Task goal:
Your task is to filter the data below down to the lines holding "than".

::: Data lines

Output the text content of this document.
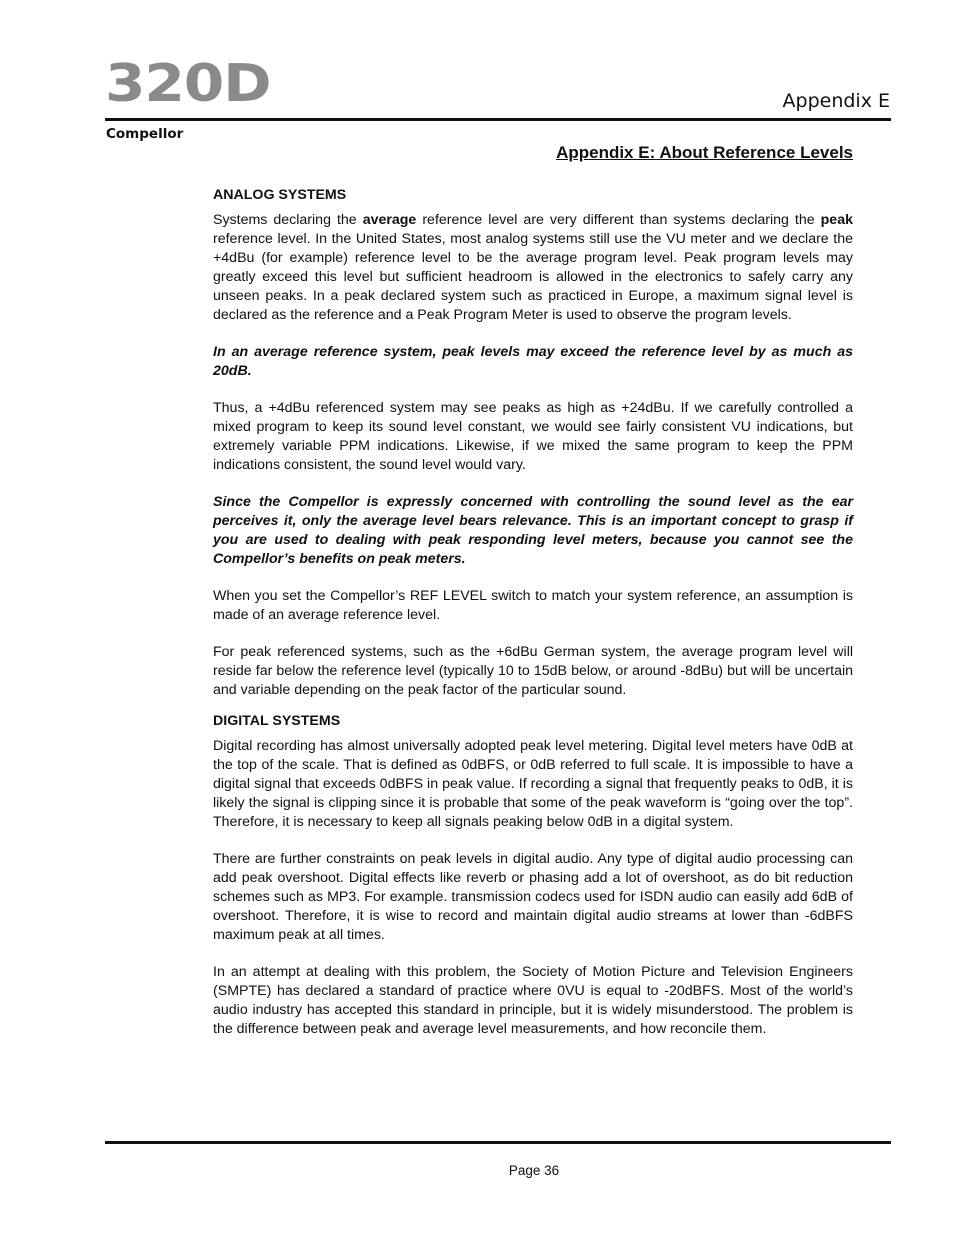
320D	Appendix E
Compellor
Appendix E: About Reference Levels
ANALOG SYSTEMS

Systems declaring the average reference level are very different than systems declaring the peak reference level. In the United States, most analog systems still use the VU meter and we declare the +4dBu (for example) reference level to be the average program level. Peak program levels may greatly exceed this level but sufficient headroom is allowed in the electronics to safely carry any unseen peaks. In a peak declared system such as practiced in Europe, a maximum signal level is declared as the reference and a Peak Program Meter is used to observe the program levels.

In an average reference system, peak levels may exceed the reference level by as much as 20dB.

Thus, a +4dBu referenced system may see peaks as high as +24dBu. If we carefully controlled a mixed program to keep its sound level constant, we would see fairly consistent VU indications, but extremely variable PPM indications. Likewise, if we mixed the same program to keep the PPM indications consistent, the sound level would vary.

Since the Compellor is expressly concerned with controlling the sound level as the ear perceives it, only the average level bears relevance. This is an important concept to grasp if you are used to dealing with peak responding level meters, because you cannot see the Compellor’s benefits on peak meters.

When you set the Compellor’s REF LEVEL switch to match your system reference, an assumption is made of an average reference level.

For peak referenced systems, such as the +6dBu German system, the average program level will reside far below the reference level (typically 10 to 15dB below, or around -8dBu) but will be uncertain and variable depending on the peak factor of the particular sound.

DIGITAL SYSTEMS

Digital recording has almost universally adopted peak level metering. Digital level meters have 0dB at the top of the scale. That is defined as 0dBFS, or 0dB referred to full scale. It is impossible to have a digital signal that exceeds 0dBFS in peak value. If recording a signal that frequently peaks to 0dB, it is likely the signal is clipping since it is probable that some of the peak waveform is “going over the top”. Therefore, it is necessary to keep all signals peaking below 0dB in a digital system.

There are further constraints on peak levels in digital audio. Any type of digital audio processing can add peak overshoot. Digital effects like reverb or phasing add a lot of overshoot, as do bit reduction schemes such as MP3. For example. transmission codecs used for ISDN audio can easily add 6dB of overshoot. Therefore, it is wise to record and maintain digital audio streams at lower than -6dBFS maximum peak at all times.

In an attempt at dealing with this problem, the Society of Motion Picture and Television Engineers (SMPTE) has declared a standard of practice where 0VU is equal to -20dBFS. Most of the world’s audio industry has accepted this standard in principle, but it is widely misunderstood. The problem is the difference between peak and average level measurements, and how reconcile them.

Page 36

::::::
::: Data lines

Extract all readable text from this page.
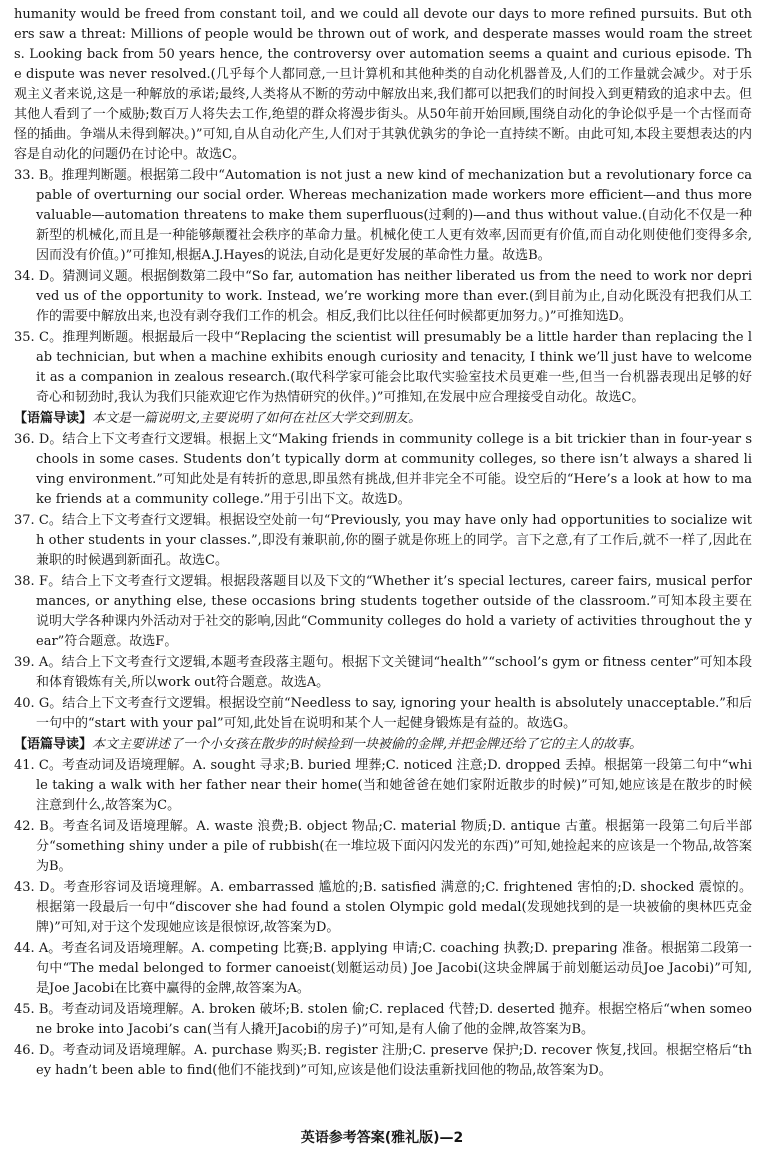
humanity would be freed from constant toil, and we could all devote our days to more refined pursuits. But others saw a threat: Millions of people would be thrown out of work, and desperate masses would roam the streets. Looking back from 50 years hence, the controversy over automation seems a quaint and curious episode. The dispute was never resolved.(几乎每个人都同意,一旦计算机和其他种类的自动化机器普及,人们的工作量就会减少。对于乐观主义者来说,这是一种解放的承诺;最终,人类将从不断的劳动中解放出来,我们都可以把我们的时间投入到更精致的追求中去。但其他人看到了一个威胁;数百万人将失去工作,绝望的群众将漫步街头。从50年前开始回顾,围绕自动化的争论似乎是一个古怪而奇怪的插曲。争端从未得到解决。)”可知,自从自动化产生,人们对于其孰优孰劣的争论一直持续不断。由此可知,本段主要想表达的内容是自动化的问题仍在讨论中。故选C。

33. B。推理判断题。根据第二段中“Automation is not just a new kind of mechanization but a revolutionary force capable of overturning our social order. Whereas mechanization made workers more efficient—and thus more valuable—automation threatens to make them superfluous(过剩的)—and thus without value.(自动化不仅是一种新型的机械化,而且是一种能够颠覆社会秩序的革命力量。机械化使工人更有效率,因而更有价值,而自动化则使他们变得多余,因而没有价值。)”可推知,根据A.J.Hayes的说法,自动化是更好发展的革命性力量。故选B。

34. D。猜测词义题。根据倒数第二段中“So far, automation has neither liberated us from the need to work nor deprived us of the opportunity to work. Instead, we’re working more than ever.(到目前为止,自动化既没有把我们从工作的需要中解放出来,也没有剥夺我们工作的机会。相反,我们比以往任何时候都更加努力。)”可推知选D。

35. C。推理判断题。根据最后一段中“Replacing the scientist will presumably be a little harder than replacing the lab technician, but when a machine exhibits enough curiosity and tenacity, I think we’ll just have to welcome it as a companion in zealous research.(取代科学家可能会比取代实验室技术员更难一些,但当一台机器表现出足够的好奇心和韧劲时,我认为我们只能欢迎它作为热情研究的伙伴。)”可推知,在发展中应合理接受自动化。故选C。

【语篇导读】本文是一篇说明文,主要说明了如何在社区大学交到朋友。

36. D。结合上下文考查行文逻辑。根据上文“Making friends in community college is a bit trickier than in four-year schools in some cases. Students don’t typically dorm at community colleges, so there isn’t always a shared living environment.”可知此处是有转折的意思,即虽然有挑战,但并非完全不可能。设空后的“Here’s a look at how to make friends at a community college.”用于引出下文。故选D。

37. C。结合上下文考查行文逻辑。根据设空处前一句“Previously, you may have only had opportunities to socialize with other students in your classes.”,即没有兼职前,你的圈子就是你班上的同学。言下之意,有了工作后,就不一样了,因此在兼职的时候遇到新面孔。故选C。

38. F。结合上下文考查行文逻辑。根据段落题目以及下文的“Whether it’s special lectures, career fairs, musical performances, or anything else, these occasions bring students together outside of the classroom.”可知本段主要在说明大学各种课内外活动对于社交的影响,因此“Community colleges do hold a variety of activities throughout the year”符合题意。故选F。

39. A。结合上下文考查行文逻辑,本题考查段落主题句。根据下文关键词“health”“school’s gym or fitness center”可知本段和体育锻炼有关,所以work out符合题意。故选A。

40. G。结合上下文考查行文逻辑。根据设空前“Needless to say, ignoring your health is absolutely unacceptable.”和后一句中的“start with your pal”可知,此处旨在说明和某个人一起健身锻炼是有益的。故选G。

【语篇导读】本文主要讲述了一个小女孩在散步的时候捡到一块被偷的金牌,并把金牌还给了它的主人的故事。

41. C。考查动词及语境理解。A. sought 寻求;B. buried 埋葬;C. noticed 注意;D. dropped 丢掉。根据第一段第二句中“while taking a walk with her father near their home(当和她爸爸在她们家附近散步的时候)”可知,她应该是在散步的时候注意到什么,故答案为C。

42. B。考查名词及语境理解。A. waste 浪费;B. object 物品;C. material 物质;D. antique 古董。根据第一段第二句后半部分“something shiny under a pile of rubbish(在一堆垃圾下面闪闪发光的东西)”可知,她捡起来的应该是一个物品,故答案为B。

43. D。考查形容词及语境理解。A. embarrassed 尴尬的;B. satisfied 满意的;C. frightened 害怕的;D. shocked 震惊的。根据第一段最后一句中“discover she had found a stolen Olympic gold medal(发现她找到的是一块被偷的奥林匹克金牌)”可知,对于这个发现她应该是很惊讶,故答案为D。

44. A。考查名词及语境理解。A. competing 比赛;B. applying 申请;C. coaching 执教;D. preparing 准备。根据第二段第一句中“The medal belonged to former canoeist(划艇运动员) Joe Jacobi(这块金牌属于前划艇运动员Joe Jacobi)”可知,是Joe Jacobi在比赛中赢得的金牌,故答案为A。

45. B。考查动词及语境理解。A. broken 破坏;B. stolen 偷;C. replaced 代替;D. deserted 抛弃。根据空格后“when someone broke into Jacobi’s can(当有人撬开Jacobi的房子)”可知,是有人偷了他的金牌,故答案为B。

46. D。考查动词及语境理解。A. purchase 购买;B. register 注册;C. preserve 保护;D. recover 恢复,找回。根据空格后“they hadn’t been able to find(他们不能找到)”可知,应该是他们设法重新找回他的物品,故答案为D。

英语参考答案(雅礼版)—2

::::::
::: Data lines

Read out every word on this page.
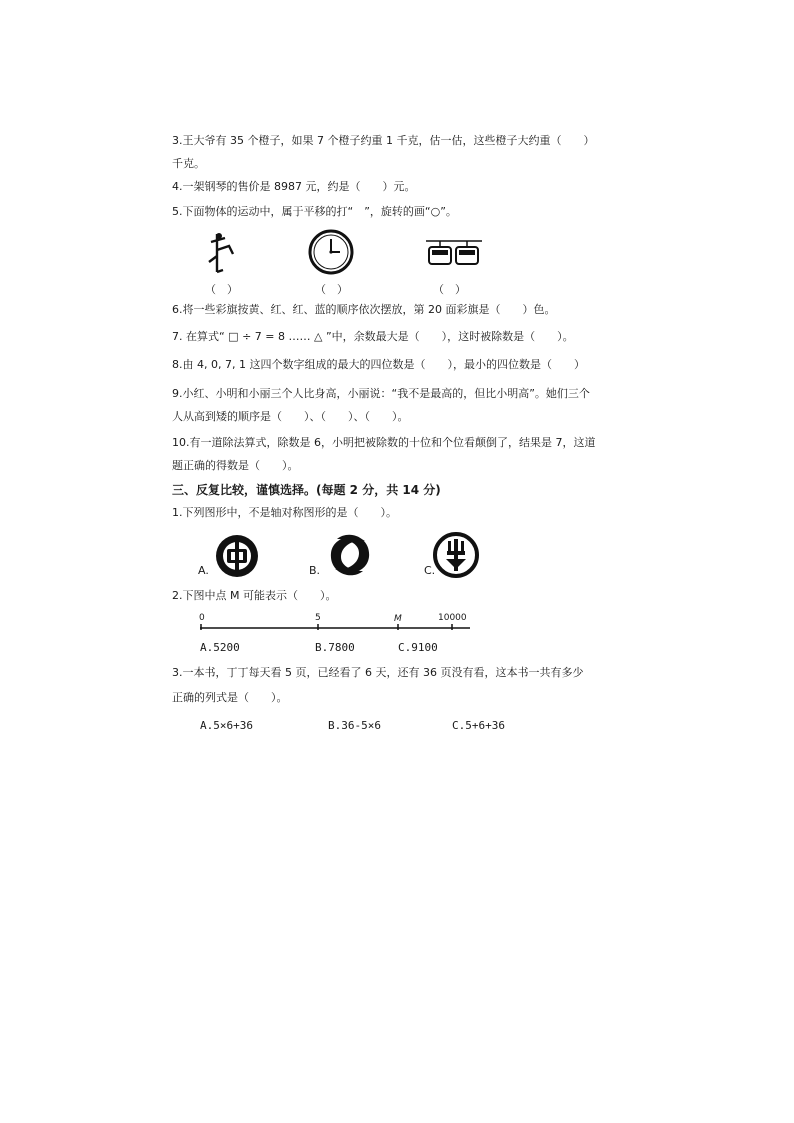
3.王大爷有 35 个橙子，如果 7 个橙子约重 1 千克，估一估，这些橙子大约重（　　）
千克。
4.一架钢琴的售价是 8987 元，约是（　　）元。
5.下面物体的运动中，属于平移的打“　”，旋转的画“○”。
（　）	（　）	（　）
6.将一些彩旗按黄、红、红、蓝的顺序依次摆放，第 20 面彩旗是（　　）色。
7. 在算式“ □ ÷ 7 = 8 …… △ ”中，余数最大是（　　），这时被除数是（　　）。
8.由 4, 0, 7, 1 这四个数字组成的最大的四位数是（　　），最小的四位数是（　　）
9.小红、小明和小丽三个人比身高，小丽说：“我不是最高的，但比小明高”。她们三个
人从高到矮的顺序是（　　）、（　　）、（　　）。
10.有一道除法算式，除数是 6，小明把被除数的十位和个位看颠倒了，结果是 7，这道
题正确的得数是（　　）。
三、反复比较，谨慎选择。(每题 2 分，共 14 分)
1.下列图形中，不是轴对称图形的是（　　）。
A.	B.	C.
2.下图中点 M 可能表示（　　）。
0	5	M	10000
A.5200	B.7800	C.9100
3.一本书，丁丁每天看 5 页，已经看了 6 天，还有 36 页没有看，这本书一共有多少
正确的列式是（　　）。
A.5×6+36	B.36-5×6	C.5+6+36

::::::

Written answer:
Systems declaring the average reference level are very different than systems declaring the peak reference level. In the United States, most analog systems still use the VU meter and we declare the +4dBu (for example) reference level to be the average program level. Peak program levels may greatly exceed this level but sufficient headroom is allowed in the electronics to safely carry any unseen peaks. In a peak declared system such as practiced in Europe, a maximum signal level is declared as the reference and a Peak Program Meter is used to observe the program levels.
There are further constraints on peak levels in digital audio. Any type of digital audio processing can add peak overshoot. Digital effects like reverb or phasing add a lot of overshoot, as do bit reduction schemes such as MP3. For example. transmission codecs used for ISDN audio can easily add 6dB of overshoot. Therefore, it is wise to record and maintain digital audio streams at lower than -6dBFS maximum peak at all times.
34. D。猜测词义题。根据倒数第二段中“So far, automation has neither liberated us from the need to work nor deprived us of the opportunity to work. Instead, we’re working more than ever.(到目前为止,自动化既没有把我们从工作的需要中解放出来,也没有剥夺我们工作的机会。相反,我们比以往任何时候都更加努力。)”可推知选D。
35. C。推理判断题。根据最后一段中“Replacing the scientist will presumably be a little harder than replacing the lab technician, but when a machine exhibits enough curiosity and tenacity, I think we’ll just have to welcome it as a companion in zealous research.(取代科学家可能会比取代实验室技术员更难一些,但当一台机器表现出足够的好奇心和韧劲时,我认为我们只能欢迎它作为热情研究的伙伴。)”可推知,在发展中应合理接受自动化。故选C。
36. D。结合上下文考查行文逻辑。根据上文“Making friends in community college is a bit trickier than in four-year schools in some cases. Students don’t typically dorm at community colleges, so there isn’t always a shared living environment.”可知此处是有转折的意思,即虽然有挑战,但并非完全不可能。设空后的“Here’s a look at how to make friends at a community college.”用于引出下文。故选D。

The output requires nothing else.